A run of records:
++++
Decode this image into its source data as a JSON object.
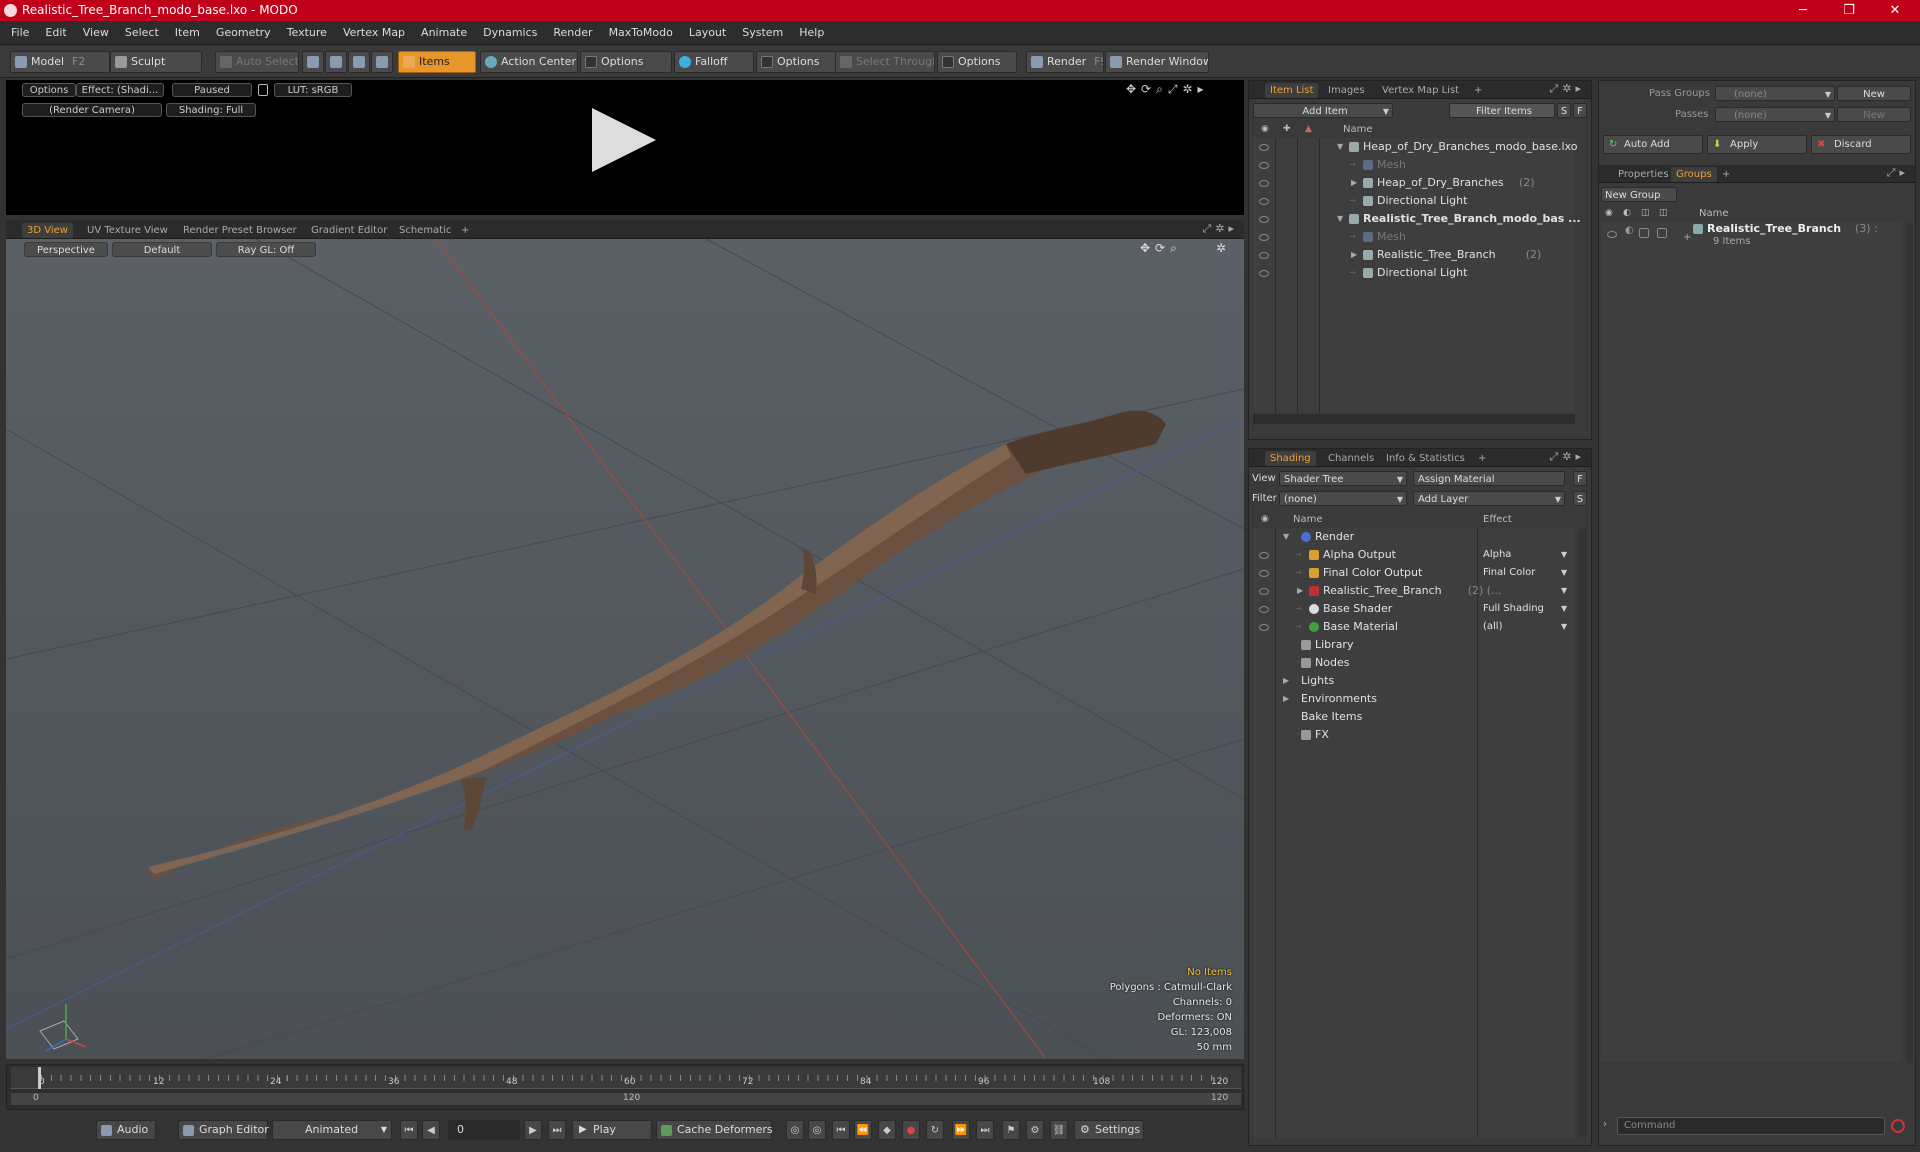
{
  "window": {
    "title": "Realistic_Tree_Branch_modo_base.lxo - MODO",
    "minimize": "─",
    "maximize": "❐",
    "close": "✕"
  },
  "menu": [
    "File",
    "Edit",
    "View",
    "Select",
    "Item",
    "Geometry",
    "Texture",
    "Vertex Map",
    "Animate",
    "Dynamics",
    "Render",
    "MaxToModo",
    "Layout",
    "System",
    "Help"
  ],
  "toolbar": {
    "model": "Model",
    "model_key": "F2",
    "sculpt": "Sculpt",
    "auto_select": "Auto Select",
    "items": "Items",
    "action_center": "Action Center",
    "options1": "Options",
    "falloff": "Falloff",
    "options2": "Options",
    "select_through": "Select Through",
    "options3": "Options",
    "render": "Render",
    "render_key": "F9",
    "render_window": "Render Window"
  },
  "preview": {
    "options": "Options",
    "effect": "Effect: (Shadi...",
    "paused": "Paused",
    "lut": "LUT: sRGB",
    "camera": "(Render Camera)",
    "shading": "Shading: Full"
  },
  "viewport_tabs": [
    "3D View",
    "UV Texture View",
    "Render Preset Browser",
    "Gradient Editor",
    "Schematic",
    "+"
  ],
  "viewport": {
    "perspective": "Perspective",
    "default": "Default",
    "raygl": "Ray GL: Off",
    "hud": {
      "no_items": "No Items",
      "polygons": "Polygons : Catmull-Clark",
      "channels": "Channels: 0",
      "deformers": "Deformers: ON",
      "gl": "GL: 123,008",
      "mm": "50 mm"
    }
  },
  "timeline": {
    "ticks": [
      "0",
      "12",
      "24",
      "36",
      "48",
      "60",
      "72",
      "84",
      "96",
      "108",
      "120"
    ],
    "sub_ticks": [
      "0",
      "120",
      "120"
    ]
  },
  "bottom": {
    "audio": "Audio",
    "graph_editor": "Graph Editor",
    "animated": "Animated",
    "frame": "0",
    "play": "Play",
    "cache_deformers": "Cache Deformers",
    "settings": "Settings"
  },
  "item_list": {
    "tabs": [
      "Item List",
      "Images",
      "Vertex Map List",
      "+"
    ],
    "add_item": "Add Item",
    "filter": "Filter Items",
    "s": "S",
    "f": "F",
    "col_name": "Name",
    "rows": [
      {
        "label": "Heap_of_Dry_Branches_modo_base.lxo",
        "count": "",
        "indent": 0,
        "bold": false,
        "dim": false,
        "arrow": "▼"
      },
      {
        "label": "Mesh",
        "count": "",
        "indent": 1,
        "bold": false,
        "dim": true,
        "arrow": ""
      },
      {
        "label": "Heap_of_Dry_Branches",
        "count": "(2)",
        "indent": 1,
        "bold": false,
        "dim": false,
        "arrow": "▶"
      },
      {
        "label": "Directional Light",
        "count": "",
        "indent": 1,
        "bold": false,
        "dim": false,
        "arrow": ""
      },
      {
        "label": "Realistic_Tree_Branch_modo_bas ...",
        "count": "",
        "indent": 0,
        "bold": true,
        "dim": false,
        "arrow": "▼"
      },
      {
        "label": "Mesh",
        "count": "",
        "indent": 1,
        "bold": false,
        "dim": true,
        "arrow": ""
      },
      {
        "label": "Realistic_Tree_Branch",
        "count": "(2)",
        "indent": 1,
        "bold": false,
        "dim": false,
        "arrow": "▶"
      },
      {
        "label": "Directional Light",
        "count": "",
        "indent": 1,
        "bold": false,
        "dim": false,
        "arrow": ""
      }
    ]
  },
  "shading": {
    "tabs": [
      "Shading",
      "Channels",
      "Info & Statistics",
      "+"
    ],
    "view_label": "View",
    "view_value": "Shader Tree",
    "assign_material": "Assign Material",
    "f": "F",
    "filter_label": "Filter",
    "filter_value": "(none)",
    "add_layer": "Add Layer",
    "s": "S",
    "col_name": "Name",
    "col_effect": "Effect",
    "rows": [
      {
        "label": "Render",
        "count": "",
        "effect": "",
        "indent": 0,
        "arrow": "▼",
        "icon": "#4a6fd0"
      },
      {
        "label": "Alpha Output",
        "count": "",
        "effect": "Alpha",
        "indent": 1,
        "arrow": "",
        "icon": "#d8a030"
      },
      {
        "label": "Final Color Output",
        "count": "",
        "effect": "Final Color",
        "indent": 1,
        "arrow": "",
        "icon": "#d8a030"
      },
      {
        "label": "Realistic_Tree_Branch",
        "count": "(2) (...",
        "effect": "",
        "indent": 1,
        "arrow": "▶",
        "icon": "#c03030"
      },
      {
        "label": "Base Shader",
        "count": "",
        "effect": "Full Shading",
        "indent": 1,
        "arrow": "",
        "icon": "#dddddd"
      },
      {
        "label": "Base Material",
        "count": "",
        "effect": "(all)",
        "indent": 1,
        "arrow": "",
        "icon": "#40a040"
      },
      {
        "label": "Library",
        "count": "",
        "effect": "",
        "indent": 0,
        "arrow": "",
        "icon": "#999999"
      },
      {
        "label": "Nodes",
        "count": "",
        "effect": "",
        "indent": 0,
        "arrow": "",
        "icon": "#999999"
      },
      {
        "label": "Lights",
        "count": "",
        "effect": "",
        "indent": -1,
        "arrow": "▶",
        "icon": ""
      },
      {
        "label": "Environments",
        "count": "",
        "effect": "",
        "indent": -1,
        "arrow": "▶",
        "icon": ""
      },
      {
        "label": "Bake Items",
        "count": "",
        "effect": "",
        "indent": -1,
        "arrow": "",
        "icon": ""
      },
      {
        "label": "FX",
        "count": "",
        "effect": "",
        "indent": 0,
        "arrow": "",
        "icon": "#999999"
      }
    ]
  },
  "groups": {
    "pass_groups_label": "Pass Groups",
    "pass_groups_value": "(none)",
    "new": "New",
    "passes_label": "Passes",
    "passes_value": "(none)",
    "new2": "New",
    "auto_add": "Auto Add",
    "apply": "Apply",
    "discard": "Discard",
    "tabs": [
      "Properties",
      "Groups",
      "+"
    ],
    "new_group": "New Group",
    "col_name": "Name",
    "group_name": "Realistic_Tree_Branch",
    "group_count": "(3) :",
    "group_items": "9 Items"
  },
  "command": {
    "placeholder": "Command"
  }
}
++++
→ **PROBLEM TO WORK ON**
Copy out all of the material exactly as written, without its pictures.

→ **ANSWER TO THIS TASK**
Decode this image into its source data as a JSON object.
{
  "window": {
    "title": "Realistic_Tree_Branch_modo_base.lxo - MODO",
    "minimize": "─",
    "maximize": "❐",
    "close": "✕"
  },
  "menu": [
    "File",
    "Edit",
    "View",
    "Select",
    "Item",
    "Geometry",
    "Texture",
    "Vertex Map",
    "Animate",
    "Dynamics",
    "Render",
    "MaxToModo",
    "Layout",
    "System",
    "Help"
  ],
  "toolbar": {
    "model": "Model",
    "model_key": "F2",
    "sculpt": "Sculpt",
    "auto_select": "Auto Select",
    "items": "Items",
    "action_center": "Action Center",
    "options1": "Options",
    "falloff": "Falloff",
    "options2": "Options",
    "select_through": "Select Through",
    "options3": "Options",
    "render": "Render",
    "render_key": "F9",
    "render_window": "Render Window"
  },
  "preview": {
    "options": "Options",
    "effect": "Effect: (Shadi...",
    "paused": "Paused",
    "lut": "LUT: sRGB",
    "camera": "(Render Camera)",
    "shading": "Shading: Full"
  },
  "viewport_tabs": [
    "3D View",
    "UV Texture View",
    "Render Preset Browser",
    "Gradient Editor",
    "Schematic",
    "+"
  ],
  "viewport": {
    "perspective": "Perspective",
    "default": "Default",
    "raygl": "Ray GL: Off",
    "hud": {
      "no_items": "No Items",
      "polygons": "Polygons : Catmull-Clark",
      "channels": "Channels: 0",
      "deformers": "Deformers: ON",
      "gl": "GL: 123,008",
      "mm": "50 mm"
    }
  },
  "timeline": {
    "ticks": [
      "0",
      "12",
      "24",
      "36",
      "48",
      "60",
      "72",
      "84",
      "96",
      "108",
      "120"
    ],
    "sub_ticks": [
      "0",
      "120",
      "120"
    ]
  },
  "bottom": {
    "audio": "Audio",
    "graph_editor": "Graph Editor",
    "animated": "Animated",
    "frame": "0",
    "play": "Play",
    "cache_deformers": "Cache Deformers",
    "settings": "Settings"
  },
  "item_list": {
    "tabs": [
      "Item List",
      "Images",
      "Vertex Map List",
      "+"
    ],
    "add_item": "Add Item",
    "filter": "Filter Items",
    "s": "S",
    "f": "F",
    "col_name": "Name",
    "rows": [
      {
        "label": "Heap_of_Dry_Branches_modo_base.lxo",
        "count": "",
        "indent": 0,
        "bold": false,
        "dim": false,
        "arrow": "▼"
      },
      {
        "label": "Mesh",
        "count": "",
        "indent": 1,
        "bold": false,
        "dim": true,
        "arrow": ""
      },
      {
        "label": "Heap_of_Dry_Branches",
        "count": "(2)",
        "indent": 1,
        "bold": false,
        "dim": false,
        "arrow": "▶"
      },
      {
        "label": "Directional Light",
        "count": "",
        "indent": 1,
        "bold": false,
        "dim": false,
        "arrow": ""
      },
      {
        "label": "Realistic_Tree_Branch_modo_bas ...",
        "count": "",
        "indent": 0,
        "bold": true,
        "dim": false,
        "arrow": "▼"
      },
      {
        "label": "Mesh",
        "count": "",
        "indent": 1,
        "bold": false,
        "dim": true,
        "arrow": ""
      },
      {
        "label": "Realistic_Tree_Branch",
        "count": "(2)",
        "indent": 1,
        "bold": false,
        "dim": false,
        "arrow": "▶"
      },
      {
        "label": "Directional Light",
        "count": "",
        "indent": 1,
        "bold": false,
        "dim": false,
        "arrow": ""
      }
    ]
  },
  "shading": {
    "tabs": [
      "Shading",
      "Channels",
      "Info & Statistics",
      "+"
    ],
    "view_label": "View",
    "view_value": "Shader Tree",
    "assign_material": "Assign Material",
    "f": "F",
    "filter_label": "Filter",
    "filter_value": "(none)",
    "add_layer": "Add Layer",
    "s": "S",
    "col_name": "Name",
    "col_effect": "Effect",
    "rows": [
      {
        "label": "Render",
        "count": "",
        "effect": "",
        "indent": 0,
        "arrow": "▼",
        "icon": "#4a6fd0"
      },
      {
        "label": "Alpha Output",
        "count": "",
        "effect": "Alpha",
        "indent": 1,
        "arrow": "",
        "icon": "#d8a030"
      },
      {
        "label": "Final Color Output",
        "count": "",
        "effect": "Final Color",
        "indent": 1,
        "arrow": "",
        "icon": "#d8a030"
      },
      {
        "label": "Realistic_Tree_Branch",
        "count": "(2) (...",
        "effect": "",
        "indent": 1,
        "arrow": "▶",
        "icon": "#c03030"
      },
      {
        "label": "Base Shader",
        "count": "",
        "effect": "Full Shading",
        "indent": 1,
        "arrow": "",
        "icon": "#dddddd"
      },
      {
        "label": "Base Material",
        "count": "",
        "effect": "(all)",
        "indent": 1,
        "arrow": "",
        "icon": "#40a040"
      },
      {
        "label": "Library",
        "count": "",
        "effect": "",
        "indent": 0,
        "arrow": "",
        "icon": "#999999"
      },
      {
        "label": "Nodes",
        "count": "",
        "effect": "",
        "indent": 0,
        "arrow": "",
        "icon": "#999999"
      },
      {
        "label": "Lights",
        "count": "",
        "effect": "",
        "indent": -1,
        "arrow": "▶",
        "icon": ""
      },
      {
        "label": "Environments",
        "count": "",
        "effect": "",
        "indent": -1,
        "arrow": "▶",
        "icon": ""
      },
      {
        "label": "Bake Items",
        "count": "",
        "effect": "",
        "indent": -1,
        "arrow": "",
        "icon": ""
      },
      {
        "label": "FX",
        "count": "",
        "effect": "",
        "indent": 0,
        "arrow": "",
        "icon": "#999999"
      }
    ]
  },
  "groups": {
    "pass_groups_label": "Pass Groups",
    "pass_groups_value": "(none)",
    "new": "New",
    "passes_label": "Passes",
    "passes_value": "(none)",
    "new2": "New",
    "auto_add": "Auto Add",
    "apply": "Apply",
    "discard": "Discard",
    "tabs": [
      "Properties",
      "Groups",
      "+"
    ],
    "new_group": "New Group",
    "col_name": "Name",
    "group_name": "Realistic_Tree_Branch",
    "group_count": "(3) :",
    "group_items": "9 Items"
  },
  "command": {
    "placeholder": "Command"
  }
}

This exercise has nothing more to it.